Write out the listing in full, matching it word for word.

****************

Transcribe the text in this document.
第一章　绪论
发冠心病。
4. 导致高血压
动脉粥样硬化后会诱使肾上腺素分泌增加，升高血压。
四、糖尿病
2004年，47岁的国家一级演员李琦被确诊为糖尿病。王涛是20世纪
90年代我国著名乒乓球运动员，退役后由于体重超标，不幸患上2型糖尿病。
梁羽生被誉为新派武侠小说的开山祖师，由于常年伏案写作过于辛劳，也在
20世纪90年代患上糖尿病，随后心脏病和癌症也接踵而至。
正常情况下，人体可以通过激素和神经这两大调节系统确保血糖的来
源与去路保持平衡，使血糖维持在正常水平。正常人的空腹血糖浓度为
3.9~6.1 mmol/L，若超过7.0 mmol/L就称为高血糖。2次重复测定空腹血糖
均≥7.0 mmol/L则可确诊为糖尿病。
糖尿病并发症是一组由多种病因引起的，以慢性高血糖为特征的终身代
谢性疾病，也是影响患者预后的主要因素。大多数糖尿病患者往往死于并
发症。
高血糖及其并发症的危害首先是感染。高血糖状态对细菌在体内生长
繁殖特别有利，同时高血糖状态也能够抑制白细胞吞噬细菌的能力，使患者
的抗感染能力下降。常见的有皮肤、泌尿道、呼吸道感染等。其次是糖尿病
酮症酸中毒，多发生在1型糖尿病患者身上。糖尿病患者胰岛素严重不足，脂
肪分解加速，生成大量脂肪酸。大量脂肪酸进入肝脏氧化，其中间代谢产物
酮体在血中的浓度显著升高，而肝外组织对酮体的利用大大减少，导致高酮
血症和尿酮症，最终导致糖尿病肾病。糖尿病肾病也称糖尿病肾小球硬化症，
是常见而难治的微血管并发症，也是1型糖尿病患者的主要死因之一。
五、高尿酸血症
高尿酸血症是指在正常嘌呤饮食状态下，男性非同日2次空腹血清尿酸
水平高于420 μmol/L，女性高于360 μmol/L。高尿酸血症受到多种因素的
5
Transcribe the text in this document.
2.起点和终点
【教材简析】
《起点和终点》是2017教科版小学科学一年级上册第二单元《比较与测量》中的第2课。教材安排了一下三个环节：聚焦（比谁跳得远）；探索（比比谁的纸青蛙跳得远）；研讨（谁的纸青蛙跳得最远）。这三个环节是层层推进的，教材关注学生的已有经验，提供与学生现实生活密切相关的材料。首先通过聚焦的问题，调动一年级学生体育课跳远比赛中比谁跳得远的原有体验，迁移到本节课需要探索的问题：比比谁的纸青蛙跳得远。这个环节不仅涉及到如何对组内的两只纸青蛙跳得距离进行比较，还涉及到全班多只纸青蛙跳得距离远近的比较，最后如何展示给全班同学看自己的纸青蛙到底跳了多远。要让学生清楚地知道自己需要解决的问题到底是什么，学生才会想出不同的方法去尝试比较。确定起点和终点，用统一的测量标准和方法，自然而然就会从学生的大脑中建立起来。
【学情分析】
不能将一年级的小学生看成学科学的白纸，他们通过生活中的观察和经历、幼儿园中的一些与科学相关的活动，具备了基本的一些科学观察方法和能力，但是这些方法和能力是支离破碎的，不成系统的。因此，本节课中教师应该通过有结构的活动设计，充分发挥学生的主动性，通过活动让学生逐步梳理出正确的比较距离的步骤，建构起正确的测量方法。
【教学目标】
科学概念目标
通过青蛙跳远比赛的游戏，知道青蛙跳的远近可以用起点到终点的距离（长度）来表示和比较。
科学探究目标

****************

## Task solution
Transcribe the text in this document.
第一章　绪论
发冠心病。
4. 导致高血压
动脉粥样硬化后会诱使肾上腺素分泌增加，升高血压。
四、糖尿病
2004年，47岁的国家一级演员李琦被确诊为糖尿病。王涛是20世纪
90年代我国著名乒乓球运动员，退役后由于体重超标，不幸患上2型糖尿病。
梁羽生被誉为新派武侠小说的开山祖师，由于常年伏案写作过于辛劳，也在
20世纪90年代患上糖尿病，随后心脏病和癌症也接踵而至。
正常情况下，人体可以通过激素和神经这两大调节系统确保血糖的来
源与去路保持平衡，使血糖维持在正常水平。正常人的空腹血糖浓度为
3.9~6.1 mmol/L，若超过7.0 mmol/L就称为高血糖。2次重复测定空腹血糖
均≥7.0 mmol/L则可确诊为糖尿病。
糖尿病并发症是一组由多种病因引起的，以慢性高血糖为特征的终身代
谢性疾病，也是影响患者预后的主要因素。大多数糖尿病患者往往死于并
发症。
高血糖及其并发症的危害首先是感染。高血糖状态对细菌在体内生长
繁殖特别有利，同时高血糖状态也能够抑制白细胞吞噬细菌的能力，使患者
的抗感染能力下降。常见的有皮肤、泌尿道、呼吸道感染等。其次是糖尿病
酮症酸中毒，多发生在1型糖尿病患者身上。糖尿病患者胰岛素严重不足，脂
肪分解加速，生成大量脂肪酸。大量脂肪酸进入肝脏氧化，其中间代谢产物
酮体在血中的浓度显著升高，而肝外组织对酮体的利用大大减少，导致高酮
血症和尿酮症，最终导致糖尿病肾病。糖尿病肾病也称糖尿病肾小球硬化症，
是常见而难治的微血管并发症，也是1型糖尿病患者的主要死因之一。
五、高尿酸血症
高尿酸血症是指在正常嘌呤饮食状态下，男性非同日2次空腹血清尿酸
水平高于420 μmol/L，女性高于360 μmol/L。高尿酸血症受到多种因素的
5
Transcribe the text in this document.
2.起点和终点
【教材简析】
《起点和终点》是2017教科版小学科学一年级上册第二单元《比较与测量》中的第2课。教材安排了一下三个环节：聚焦（比谁跳得远）；探索（比比谁的纸青蛙跳得远）；研讨（谁的纸青蛙跳得最远）。这三个环节是层层推进的，教材关注学生的已有经验，提供与学生现实生活密切相关的材料。首先通过聚焦的问题，调动一年级学生体育课跳远比赛中比谁跳得远的原有体验，迁移到本节课需要探索的问题：比比谁的纸青蛙跳得远。这个环节不仅涉及到如何对组内的两只纸青蛙跳得距离进行比较，还涉及到全班多只纸青蛙跳得距离远近的比较，最后如何展示给全班同学看自己的纸青蛙到底跳了多远。要让学生清楚地知道自己需要解决的问题到底是什么，学生才会想出不同的方法去尝试比较。确定起点和终点，用统一的测量标准和方法，自然而然就会从学生的大脑中建立起来。
【学情分析】
不能将一年级的小学生看成学科学的白纸，他们通过生活中的观察和经历、幼儿园中的一些与科学相关的活动，具备了基本的一些科学观察方法和能力，但是这些方法和能力是支离破碎的，不成系统的。因此，本节课中教师应该通过有结构的活动设计，充分发挥学生的主动性，通过活动让学生逐步梳理出正确的比较距离的步骤，建构起正确的测量方法。
【教学目标】
科学概念目标
通过青蛙跳远比赛的游戏，知道青蛙跳的远近可以用起点到终点的距离（长度）来表示和比较。
科学探究目标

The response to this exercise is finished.